What this task involves = Find the word "legend" in the material below and gather every line that contains it.

========

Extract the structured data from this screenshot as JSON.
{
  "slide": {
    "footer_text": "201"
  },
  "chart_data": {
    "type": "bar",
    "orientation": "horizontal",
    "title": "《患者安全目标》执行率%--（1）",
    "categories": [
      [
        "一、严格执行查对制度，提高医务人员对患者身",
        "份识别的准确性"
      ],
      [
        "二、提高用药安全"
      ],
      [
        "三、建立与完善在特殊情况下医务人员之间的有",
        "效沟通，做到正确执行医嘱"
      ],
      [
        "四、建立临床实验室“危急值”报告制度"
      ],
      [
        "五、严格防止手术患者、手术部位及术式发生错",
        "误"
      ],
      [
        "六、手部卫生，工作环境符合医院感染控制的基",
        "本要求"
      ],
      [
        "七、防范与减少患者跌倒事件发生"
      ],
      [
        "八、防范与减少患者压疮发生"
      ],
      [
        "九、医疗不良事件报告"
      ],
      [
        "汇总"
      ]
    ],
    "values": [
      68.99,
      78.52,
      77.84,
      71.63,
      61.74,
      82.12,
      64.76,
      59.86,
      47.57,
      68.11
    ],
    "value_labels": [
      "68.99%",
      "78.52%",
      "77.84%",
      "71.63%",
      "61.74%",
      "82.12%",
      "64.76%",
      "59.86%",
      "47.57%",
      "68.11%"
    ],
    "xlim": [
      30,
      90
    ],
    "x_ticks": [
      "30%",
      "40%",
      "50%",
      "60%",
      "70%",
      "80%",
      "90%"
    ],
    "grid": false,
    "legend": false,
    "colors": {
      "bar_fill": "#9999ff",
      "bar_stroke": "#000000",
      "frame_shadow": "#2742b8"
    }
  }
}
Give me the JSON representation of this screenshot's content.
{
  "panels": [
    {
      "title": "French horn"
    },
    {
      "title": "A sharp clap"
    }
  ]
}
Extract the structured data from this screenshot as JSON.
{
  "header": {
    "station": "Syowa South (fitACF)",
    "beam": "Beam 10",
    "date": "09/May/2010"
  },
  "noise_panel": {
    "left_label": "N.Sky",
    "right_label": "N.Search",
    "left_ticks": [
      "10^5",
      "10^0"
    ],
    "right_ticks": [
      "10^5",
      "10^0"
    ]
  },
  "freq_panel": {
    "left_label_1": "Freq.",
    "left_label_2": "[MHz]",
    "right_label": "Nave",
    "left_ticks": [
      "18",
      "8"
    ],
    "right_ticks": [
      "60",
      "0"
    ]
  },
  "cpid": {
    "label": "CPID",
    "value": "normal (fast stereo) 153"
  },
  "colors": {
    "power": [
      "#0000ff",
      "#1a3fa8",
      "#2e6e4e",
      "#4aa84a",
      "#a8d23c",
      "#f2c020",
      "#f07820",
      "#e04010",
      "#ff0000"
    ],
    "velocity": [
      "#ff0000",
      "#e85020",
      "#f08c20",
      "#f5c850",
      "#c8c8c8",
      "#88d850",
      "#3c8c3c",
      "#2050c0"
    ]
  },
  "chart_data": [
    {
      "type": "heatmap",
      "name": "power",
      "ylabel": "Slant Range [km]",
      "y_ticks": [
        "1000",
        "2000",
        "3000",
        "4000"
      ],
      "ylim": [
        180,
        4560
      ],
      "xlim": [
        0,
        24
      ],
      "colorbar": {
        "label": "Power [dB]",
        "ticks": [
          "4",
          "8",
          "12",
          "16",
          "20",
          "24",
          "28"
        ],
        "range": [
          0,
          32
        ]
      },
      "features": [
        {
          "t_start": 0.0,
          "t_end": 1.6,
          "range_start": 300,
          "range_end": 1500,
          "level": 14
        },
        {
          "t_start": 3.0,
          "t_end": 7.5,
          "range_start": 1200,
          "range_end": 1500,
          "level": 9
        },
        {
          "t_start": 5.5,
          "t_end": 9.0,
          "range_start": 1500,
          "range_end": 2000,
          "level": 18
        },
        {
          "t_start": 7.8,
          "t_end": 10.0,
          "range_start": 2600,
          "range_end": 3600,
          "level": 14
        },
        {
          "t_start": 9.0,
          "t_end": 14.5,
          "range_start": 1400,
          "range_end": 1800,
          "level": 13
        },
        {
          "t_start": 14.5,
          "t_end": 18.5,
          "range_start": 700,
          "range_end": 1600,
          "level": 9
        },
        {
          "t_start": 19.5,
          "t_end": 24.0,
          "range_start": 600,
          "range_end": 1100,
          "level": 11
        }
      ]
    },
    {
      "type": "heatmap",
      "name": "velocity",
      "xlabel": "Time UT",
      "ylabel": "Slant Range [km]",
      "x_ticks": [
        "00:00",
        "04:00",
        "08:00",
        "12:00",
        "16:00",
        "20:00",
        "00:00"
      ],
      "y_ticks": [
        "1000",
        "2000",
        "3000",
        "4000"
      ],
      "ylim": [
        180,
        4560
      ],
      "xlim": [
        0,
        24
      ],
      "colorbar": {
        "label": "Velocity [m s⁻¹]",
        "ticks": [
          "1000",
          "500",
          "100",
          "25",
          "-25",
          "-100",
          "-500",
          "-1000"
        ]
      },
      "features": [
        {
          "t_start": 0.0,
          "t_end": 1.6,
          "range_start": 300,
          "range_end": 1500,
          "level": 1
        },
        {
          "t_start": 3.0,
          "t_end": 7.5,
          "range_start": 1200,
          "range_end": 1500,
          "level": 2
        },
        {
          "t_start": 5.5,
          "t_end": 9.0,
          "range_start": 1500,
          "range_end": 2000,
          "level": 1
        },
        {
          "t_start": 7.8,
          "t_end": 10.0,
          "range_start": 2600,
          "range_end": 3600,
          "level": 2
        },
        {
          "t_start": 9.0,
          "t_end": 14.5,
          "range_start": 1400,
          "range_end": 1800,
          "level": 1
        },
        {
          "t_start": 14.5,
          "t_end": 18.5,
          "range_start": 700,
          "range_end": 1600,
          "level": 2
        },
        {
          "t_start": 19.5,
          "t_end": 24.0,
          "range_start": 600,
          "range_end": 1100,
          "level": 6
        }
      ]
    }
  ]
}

========

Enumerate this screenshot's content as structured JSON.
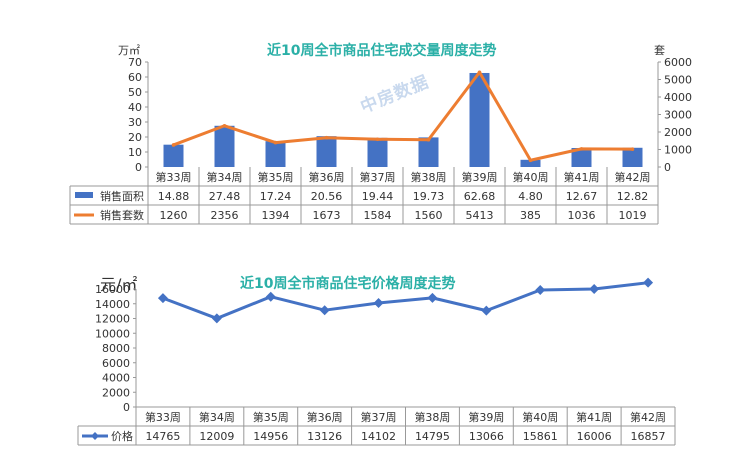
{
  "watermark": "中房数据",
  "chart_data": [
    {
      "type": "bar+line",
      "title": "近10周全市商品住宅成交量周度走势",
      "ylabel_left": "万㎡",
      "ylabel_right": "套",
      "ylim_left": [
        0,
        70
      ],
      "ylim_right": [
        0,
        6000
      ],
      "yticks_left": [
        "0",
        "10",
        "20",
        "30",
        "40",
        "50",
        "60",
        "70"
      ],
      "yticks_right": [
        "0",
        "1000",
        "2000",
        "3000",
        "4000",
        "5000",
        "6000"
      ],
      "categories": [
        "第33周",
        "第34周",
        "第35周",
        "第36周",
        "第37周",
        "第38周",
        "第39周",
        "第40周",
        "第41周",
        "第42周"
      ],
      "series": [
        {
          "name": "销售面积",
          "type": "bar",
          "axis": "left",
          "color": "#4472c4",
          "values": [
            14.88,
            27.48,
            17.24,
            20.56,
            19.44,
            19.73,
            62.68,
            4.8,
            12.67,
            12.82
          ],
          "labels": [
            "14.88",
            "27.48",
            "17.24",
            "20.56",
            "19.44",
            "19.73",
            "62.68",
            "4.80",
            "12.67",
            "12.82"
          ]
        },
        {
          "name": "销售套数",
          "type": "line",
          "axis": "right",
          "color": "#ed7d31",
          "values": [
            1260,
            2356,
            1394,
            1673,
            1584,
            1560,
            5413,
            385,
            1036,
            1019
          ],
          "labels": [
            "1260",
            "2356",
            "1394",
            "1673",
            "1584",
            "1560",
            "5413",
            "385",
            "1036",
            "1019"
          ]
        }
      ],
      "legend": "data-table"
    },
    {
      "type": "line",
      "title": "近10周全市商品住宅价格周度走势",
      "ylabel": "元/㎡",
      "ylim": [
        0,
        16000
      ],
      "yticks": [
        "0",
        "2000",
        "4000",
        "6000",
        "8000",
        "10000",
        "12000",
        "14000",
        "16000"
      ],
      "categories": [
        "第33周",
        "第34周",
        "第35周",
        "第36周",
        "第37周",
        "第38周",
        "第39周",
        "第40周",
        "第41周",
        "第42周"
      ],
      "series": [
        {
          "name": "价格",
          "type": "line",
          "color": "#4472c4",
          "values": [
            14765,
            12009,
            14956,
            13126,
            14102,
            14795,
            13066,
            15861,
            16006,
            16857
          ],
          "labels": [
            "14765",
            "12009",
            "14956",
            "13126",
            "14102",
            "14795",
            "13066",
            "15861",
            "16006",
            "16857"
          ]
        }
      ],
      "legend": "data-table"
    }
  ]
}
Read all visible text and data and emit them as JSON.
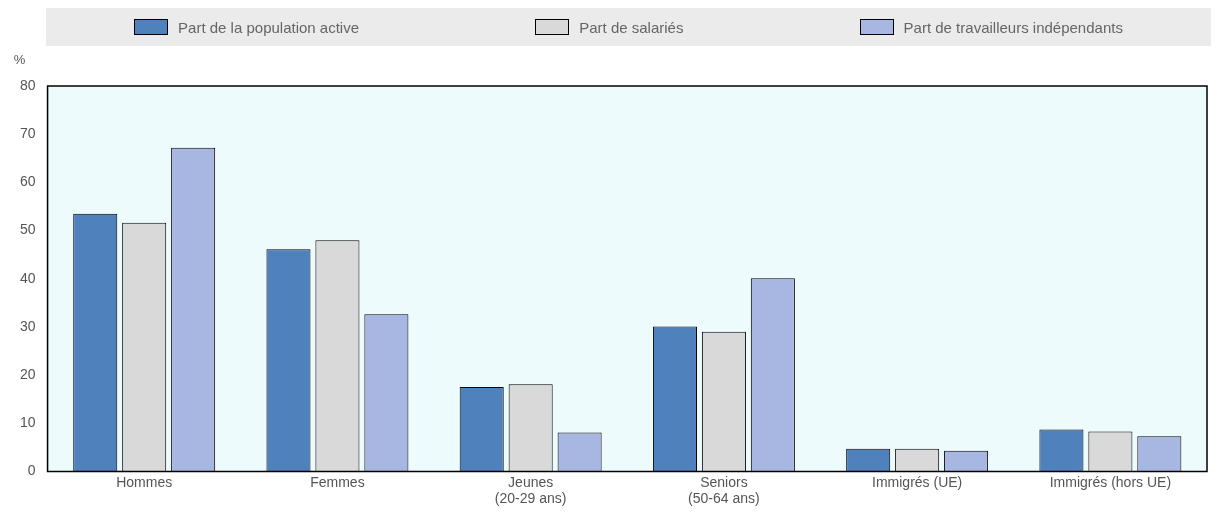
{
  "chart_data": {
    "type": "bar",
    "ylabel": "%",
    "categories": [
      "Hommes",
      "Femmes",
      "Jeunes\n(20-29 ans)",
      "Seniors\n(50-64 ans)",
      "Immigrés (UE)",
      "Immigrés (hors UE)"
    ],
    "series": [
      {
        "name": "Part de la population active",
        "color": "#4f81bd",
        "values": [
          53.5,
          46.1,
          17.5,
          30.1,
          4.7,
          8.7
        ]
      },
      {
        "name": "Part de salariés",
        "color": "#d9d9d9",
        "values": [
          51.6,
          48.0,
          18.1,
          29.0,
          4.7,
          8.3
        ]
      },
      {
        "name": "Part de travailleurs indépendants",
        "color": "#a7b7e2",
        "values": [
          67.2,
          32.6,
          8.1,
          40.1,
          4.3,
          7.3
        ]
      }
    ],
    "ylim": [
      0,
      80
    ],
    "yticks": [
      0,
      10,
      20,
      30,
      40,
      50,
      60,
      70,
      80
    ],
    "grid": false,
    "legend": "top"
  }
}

========

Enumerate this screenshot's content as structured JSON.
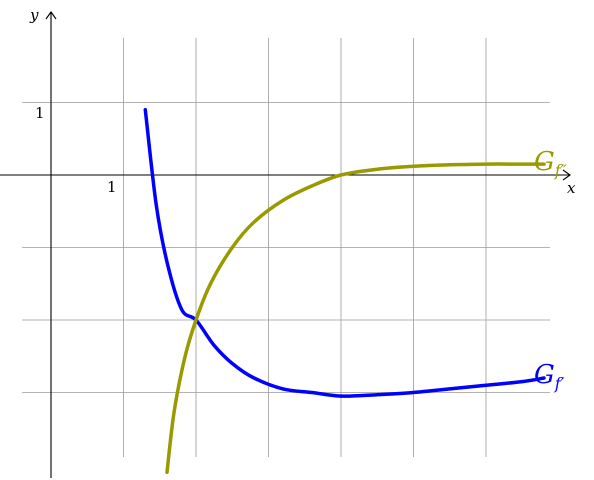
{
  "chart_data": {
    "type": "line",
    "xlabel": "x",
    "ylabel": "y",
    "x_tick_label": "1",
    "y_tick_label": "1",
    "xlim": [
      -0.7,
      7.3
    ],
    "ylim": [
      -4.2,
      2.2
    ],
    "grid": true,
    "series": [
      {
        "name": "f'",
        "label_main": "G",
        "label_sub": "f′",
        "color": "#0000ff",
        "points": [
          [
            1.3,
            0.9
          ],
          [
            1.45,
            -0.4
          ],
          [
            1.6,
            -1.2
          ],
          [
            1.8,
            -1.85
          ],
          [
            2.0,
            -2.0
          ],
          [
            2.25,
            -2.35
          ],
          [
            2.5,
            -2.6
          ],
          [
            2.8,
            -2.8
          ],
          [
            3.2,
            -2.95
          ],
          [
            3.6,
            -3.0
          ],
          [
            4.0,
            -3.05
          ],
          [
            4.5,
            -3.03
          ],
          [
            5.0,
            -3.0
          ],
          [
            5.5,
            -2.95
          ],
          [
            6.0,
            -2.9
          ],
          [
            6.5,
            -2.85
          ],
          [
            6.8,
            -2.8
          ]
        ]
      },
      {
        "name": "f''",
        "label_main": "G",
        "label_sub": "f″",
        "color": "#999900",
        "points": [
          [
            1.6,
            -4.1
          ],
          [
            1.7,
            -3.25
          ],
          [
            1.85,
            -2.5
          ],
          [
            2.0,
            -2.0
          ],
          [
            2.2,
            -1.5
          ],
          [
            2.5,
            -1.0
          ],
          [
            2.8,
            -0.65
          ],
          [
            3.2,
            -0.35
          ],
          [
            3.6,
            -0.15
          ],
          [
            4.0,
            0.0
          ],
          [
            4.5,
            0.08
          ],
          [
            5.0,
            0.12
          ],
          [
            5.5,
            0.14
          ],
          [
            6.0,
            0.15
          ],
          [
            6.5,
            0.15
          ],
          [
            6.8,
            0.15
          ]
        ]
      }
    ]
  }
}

========

Answer below =
    "legend": false,
      "legend": "data-table"
      "legend": "data-table"
    "legend": "top"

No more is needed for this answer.